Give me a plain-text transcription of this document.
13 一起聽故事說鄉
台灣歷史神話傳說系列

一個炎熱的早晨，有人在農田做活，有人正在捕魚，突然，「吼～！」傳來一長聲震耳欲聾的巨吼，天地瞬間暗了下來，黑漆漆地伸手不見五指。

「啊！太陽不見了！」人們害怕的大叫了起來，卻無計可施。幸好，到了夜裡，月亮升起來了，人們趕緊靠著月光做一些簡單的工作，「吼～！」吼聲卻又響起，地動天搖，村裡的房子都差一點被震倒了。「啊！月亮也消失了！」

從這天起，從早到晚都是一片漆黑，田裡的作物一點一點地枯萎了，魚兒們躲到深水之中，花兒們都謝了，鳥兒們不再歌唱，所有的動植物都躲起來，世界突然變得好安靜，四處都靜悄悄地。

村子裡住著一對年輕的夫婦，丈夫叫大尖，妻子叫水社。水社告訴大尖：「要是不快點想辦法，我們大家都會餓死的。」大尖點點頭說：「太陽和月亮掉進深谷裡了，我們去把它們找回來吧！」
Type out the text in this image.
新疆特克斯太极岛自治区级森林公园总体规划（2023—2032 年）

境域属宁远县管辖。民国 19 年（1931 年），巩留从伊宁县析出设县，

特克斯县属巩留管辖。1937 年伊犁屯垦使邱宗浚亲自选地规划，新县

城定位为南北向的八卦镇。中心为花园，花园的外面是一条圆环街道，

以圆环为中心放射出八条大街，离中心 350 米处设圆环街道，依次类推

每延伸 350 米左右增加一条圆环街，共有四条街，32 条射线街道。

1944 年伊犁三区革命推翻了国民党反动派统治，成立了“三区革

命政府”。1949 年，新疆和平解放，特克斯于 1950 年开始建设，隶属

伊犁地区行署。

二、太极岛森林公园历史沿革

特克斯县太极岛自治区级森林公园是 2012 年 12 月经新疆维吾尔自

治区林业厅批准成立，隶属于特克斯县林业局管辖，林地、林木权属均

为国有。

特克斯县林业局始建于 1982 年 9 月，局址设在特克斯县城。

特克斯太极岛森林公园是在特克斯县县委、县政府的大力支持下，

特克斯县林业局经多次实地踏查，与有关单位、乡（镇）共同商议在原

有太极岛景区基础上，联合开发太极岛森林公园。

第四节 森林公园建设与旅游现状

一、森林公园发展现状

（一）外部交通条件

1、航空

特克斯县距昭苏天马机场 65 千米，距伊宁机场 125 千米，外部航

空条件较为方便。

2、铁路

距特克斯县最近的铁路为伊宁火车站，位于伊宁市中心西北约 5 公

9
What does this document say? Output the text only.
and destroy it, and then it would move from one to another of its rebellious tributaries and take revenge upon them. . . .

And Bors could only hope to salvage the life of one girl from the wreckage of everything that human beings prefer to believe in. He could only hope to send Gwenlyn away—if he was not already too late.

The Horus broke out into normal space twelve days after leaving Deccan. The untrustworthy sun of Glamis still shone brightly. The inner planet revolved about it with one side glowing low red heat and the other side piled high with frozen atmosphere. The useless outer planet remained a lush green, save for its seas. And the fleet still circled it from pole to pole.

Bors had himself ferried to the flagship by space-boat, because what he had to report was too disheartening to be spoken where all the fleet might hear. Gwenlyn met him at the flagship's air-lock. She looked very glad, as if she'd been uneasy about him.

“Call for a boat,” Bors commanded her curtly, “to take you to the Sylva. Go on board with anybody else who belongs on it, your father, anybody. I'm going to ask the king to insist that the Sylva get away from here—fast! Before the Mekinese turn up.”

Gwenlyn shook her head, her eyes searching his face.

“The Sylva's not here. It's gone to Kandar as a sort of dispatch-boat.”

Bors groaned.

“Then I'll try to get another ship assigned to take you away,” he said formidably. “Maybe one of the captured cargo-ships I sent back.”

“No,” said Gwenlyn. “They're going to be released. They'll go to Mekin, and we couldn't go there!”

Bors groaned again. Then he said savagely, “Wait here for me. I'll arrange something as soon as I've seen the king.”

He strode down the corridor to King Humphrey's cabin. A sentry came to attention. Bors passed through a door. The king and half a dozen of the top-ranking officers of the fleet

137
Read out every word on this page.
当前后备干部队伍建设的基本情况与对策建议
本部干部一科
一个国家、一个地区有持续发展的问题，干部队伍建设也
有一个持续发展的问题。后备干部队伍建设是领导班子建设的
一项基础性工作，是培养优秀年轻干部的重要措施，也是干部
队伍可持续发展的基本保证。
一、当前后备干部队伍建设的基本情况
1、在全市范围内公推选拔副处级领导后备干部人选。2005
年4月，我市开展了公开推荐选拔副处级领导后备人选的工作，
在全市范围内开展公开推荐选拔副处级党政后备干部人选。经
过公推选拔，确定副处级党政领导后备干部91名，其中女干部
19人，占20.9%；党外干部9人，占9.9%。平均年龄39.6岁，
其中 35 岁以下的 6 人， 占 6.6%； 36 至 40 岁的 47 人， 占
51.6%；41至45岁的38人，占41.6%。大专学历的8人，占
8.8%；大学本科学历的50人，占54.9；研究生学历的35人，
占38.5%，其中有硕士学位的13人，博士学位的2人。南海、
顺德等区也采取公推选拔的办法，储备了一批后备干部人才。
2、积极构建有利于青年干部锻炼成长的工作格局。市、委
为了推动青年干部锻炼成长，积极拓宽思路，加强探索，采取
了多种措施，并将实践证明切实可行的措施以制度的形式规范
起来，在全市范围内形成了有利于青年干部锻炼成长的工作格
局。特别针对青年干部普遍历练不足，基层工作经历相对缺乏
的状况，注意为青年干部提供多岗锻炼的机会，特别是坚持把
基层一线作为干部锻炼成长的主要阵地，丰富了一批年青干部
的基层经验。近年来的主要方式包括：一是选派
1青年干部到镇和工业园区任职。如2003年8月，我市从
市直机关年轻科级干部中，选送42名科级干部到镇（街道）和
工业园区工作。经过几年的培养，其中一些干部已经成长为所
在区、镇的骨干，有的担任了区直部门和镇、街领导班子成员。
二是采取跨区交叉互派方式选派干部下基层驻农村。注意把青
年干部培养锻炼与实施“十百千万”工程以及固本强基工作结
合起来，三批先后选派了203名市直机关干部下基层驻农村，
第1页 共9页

AIM OF THE TASK
Write out, word for word, every line from the one containing "Read out every word on this page." through the last line of the records above.

TASK RESULT
Read out every word on this page.
当前后备干部队伍建设的基本情况与对策建议
本部干部一科
一个国家、一个地区有持续发展的问题，干部队伍建设也
有一个持续发展的问题。后备干部队伍建设是领导班子建设的
一项基础性工作，是培养优秀年轻干部的重要措施，也是干部
队伍可持续发展的基本保证。
一、当前后备干部队伍建设的基本情况
1、在全市范围内公推选拔副处级领导后备干部人选。2005
年4月，我市开展了公开推荐选拔副处级领导后备人选的工作，
在全市范围内开展公开推荐选拔副处级党政后备干部人选。经
过公推选拔，确定副处级党政领导后备干部91名，其中女干部
19人，占20.9%；党外干部9人，占9.9%。平均年龄39.6岁，
其中 35 岁以下的 6 人， 占 6.6%； 36 至 40 岁的 47 人， 占
51.6%；41至45岁的38人，占41.6%。大专学历的8人，占
8.8%；大学本科学历的50人，占54.9；研究生学历的35人，
占38.5%，其中有硕士学位的13人，博士学位的2人。南海、
顺德等区也采取公推选拔的办法，储备了一批后备干部人才。
2、积极构建有利于青年干部锻炼成长的工作格局。市、委
为了推动青年干部锻炼成长，积极拓宽思路，加强探索，采取
了多种措施，并将实践证明切实可行的措施以制度的形式规范
起来，在全市范围内形成了有利于青年干部锻炼成长的工作格
局。特别针对青年干部普遍历练不足，基层工作经历相对缺乏
的状况，注意为青年干部提供多岗锻炼的机会，特别是坚持把
基层一线作为干部锻炼成长的主要阵地，丰富了一批年青干部
的基层经验。近年来的主要方式包括：一是选派
1青年干部到镇和工业园区任职。如2003年8月，我市从
市直机关年轻科级干部中，选送42名科级干部到镇（街道）和
工业园区工作。经过几年的培养，其中一些干部已经成长为所
在区、镇的骨干，有的担任了区直部门和镇、街领导班子成员。
二是采取跨区交叉互派方式选派干部下基层驻农村。注意把青
年干部培养锻炼与实施“十百千万”工程以及固本强基工作结
合起来，三批先后选派了203名市直机关干部下基层驻农村，
第1页 共9页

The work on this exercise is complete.